§ **WHAT YOU HAVE TO DO**:
Below are entries. Pull out all lines containing "name".

§ **EXERCISE INPUT**:
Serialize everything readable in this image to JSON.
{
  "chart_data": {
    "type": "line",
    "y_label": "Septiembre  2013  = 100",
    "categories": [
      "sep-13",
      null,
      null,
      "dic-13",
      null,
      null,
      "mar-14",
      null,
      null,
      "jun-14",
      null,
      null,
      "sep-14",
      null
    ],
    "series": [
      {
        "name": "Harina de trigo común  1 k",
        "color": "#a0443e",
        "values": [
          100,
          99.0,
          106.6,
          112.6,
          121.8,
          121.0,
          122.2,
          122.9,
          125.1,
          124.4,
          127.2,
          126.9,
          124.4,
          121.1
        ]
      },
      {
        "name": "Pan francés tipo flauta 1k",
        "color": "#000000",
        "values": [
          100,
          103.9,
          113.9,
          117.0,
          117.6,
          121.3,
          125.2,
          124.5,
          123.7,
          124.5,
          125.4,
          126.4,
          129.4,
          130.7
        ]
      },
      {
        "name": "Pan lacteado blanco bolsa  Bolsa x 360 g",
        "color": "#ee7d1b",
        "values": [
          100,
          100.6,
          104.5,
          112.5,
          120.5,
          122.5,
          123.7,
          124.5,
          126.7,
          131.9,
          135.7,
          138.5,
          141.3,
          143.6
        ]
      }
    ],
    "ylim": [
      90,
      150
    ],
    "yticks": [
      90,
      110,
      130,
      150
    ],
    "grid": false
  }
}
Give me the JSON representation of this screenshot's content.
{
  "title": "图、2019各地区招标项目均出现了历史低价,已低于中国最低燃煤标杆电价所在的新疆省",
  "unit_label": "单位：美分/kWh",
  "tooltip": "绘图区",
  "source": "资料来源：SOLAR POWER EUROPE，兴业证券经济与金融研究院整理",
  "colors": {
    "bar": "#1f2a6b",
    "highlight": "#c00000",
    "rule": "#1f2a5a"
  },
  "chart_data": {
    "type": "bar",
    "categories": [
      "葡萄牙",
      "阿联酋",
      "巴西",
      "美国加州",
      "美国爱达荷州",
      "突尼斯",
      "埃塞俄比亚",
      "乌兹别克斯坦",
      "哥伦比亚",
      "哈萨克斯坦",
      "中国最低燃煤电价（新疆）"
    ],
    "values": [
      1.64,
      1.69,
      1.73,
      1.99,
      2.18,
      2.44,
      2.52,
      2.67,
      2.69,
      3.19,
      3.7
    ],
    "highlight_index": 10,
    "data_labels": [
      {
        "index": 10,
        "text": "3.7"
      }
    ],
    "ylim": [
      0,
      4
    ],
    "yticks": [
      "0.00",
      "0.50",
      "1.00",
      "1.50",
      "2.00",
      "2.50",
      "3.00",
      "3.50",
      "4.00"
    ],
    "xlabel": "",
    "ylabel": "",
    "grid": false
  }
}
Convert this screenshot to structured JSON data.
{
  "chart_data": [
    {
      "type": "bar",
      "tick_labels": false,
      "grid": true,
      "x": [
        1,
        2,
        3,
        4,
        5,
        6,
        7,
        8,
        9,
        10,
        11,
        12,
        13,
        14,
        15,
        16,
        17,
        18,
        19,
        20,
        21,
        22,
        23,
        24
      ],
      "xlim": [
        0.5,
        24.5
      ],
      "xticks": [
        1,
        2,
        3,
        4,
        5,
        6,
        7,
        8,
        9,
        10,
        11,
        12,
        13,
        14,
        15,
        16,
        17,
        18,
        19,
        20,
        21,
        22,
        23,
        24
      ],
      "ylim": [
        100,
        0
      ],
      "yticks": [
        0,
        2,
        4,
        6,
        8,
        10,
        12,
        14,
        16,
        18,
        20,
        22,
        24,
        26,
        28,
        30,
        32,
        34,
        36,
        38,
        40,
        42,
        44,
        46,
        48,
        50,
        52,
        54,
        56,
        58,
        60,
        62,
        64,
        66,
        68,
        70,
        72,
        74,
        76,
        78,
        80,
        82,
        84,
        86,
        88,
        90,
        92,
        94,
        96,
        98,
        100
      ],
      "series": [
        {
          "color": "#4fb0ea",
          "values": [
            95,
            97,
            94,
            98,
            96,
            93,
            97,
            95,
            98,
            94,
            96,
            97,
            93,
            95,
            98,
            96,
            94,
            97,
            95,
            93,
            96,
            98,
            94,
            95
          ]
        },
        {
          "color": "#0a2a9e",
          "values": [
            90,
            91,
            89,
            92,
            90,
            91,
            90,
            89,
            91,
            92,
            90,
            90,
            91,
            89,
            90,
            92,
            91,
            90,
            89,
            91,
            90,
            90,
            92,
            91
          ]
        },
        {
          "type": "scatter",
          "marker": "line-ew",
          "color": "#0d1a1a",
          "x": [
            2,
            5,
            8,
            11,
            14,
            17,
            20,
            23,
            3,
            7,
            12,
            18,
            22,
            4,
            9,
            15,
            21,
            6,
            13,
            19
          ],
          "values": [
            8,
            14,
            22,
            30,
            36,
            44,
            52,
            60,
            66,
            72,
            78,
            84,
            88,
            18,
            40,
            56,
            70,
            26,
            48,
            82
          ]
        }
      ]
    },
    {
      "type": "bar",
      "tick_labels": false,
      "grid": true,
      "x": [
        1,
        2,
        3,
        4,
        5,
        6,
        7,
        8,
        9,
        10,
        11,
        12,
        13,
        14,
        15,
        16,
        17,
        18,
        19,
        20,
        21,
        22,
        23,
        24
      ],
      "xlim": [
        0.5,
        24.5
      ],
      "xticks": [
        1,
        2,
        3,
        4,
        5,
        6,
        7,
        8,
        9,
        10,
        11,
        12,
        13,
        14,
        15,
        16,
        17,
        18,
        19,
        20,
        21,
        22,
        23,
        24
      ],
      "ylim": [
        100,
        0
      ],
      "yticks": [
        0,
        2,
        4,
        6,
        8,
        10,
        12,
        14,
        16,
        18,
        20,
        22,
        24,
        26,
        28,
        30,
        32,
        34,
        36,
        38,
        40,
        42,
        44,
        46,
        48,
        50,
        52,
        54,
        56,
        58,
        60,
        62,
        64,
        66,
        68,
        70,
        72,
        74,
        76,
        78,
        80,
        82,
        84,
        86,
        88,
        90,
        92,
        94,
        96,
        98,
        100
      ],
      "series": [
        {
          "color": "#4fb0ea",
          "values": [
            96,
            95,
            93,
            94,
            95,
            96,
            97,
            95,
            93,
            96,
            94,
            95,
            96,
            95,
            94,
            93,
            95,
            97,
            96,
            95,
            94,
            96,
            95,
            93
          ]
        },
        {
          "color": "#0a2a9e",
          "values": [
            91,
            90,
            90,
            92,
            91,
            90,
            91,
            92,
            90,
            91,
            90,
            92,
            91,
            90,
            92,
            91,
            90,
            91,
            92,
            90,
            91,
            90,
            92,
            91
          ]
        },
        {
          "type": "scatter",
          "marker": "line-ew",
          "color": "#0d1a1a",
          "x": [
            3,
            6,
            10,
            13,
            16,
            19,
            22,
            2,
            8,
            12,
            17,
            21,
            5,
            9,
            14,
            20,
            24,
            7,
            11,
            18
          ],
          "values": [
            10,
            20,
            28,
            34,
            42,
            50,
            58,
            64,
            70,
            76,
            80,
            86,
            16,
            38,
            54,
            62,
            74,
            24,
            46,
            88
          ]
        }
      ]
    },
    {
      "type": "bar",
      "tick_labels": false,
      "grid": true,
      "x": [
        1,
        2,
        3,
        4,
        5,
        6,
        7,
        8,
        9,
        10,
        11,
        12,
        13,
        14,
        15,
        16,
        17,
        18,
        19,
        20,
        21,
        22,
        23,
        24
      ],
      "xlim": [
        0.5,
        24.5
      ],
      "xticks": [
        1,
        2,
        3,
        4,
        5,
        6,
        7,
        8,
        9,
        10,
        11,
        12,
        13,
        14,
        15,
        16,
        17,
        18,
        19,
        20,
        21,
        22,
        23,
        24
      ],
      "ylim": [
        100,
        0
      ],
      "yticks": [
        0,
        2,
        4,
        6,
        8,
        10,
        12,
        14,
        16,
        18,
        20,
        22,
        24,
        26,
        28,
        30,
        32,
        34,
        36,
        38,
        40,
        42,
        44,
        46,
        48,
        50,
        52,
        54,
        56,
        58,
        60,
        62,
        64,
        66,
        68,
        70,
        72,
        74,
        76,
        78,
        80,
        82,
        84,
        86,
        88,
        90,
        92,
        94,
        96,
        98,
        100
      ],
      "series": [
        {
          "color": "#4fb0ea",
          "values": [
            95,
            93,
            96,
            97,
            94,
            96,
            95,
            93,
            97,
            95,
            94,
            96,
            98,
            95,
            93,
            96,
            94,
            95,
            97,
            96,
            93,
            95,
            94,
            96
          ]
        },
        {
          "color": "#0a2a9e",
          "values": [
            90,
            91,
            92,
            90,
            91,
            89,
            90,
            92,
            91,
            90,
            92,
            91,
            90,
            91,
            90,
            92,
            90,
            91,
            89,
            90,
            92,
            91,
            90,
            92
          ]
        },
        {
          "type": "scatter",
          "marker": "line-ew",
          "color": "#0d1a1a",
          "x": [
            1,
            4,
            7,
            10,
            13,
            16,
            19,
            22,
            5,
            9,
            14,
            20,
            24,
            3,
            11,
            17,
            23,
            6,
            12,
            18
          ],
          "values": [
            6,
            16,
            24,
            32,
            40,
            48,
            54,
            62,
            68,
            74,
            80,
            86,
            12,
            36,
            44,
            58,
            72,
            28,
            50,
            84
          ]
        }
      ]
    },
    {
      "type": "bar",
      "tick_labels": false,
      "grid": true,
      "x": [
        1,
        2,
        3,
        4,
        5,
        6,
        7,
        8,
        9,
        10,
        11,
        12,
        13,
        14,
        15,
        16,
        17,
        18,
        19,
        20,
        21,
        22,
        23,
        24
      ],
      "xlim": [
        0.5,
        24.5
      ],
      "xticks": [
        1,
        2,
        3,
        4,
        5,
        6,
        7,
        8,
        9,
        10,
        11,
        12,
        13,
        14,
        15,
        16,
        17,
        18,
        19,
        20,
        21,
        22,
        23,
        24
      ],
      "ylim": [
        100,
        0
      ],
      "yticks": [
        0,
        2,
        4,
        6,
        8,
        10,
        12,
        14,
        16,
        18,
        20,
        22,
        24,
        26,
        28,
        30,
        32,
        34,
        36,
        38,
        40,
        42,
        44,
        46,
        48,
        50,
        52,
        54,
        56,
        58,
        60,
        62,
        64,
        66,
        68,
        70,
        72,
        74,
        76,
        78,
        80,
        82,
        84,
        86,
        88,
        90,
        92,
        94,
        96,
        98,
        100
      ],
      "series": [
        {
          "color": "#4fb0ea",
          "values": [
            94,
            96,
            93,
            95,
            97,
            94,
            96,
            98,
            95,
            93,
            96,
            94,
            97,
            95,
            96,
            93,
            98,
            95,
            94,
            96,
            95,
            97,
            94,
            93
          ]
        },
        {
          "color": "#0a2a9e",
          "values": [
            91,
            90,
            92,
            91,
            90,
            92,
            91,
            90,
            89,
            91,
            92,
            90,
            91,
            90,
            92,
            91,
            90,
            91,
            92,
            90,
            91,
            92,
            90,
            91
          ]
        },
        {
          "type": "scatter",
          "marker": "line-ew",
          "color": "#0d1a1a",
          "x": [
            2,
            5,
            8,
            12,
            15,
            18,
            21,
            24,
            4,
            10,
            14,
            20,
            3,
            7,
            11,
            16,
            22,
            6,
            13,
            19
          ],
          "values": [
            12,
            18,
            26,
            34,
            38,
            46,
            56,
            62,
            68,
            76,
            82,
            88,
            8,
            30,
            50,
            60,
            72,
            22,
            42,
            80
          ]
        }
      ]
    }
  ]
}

§ **TASK OUTPUT**:
        "name": "Harina de trigo común  1 k",
        "name": "Pan francés tipo flauta 1k",
        "name": "Pan lacteado blanco bolsa  Bolsa x 360 g",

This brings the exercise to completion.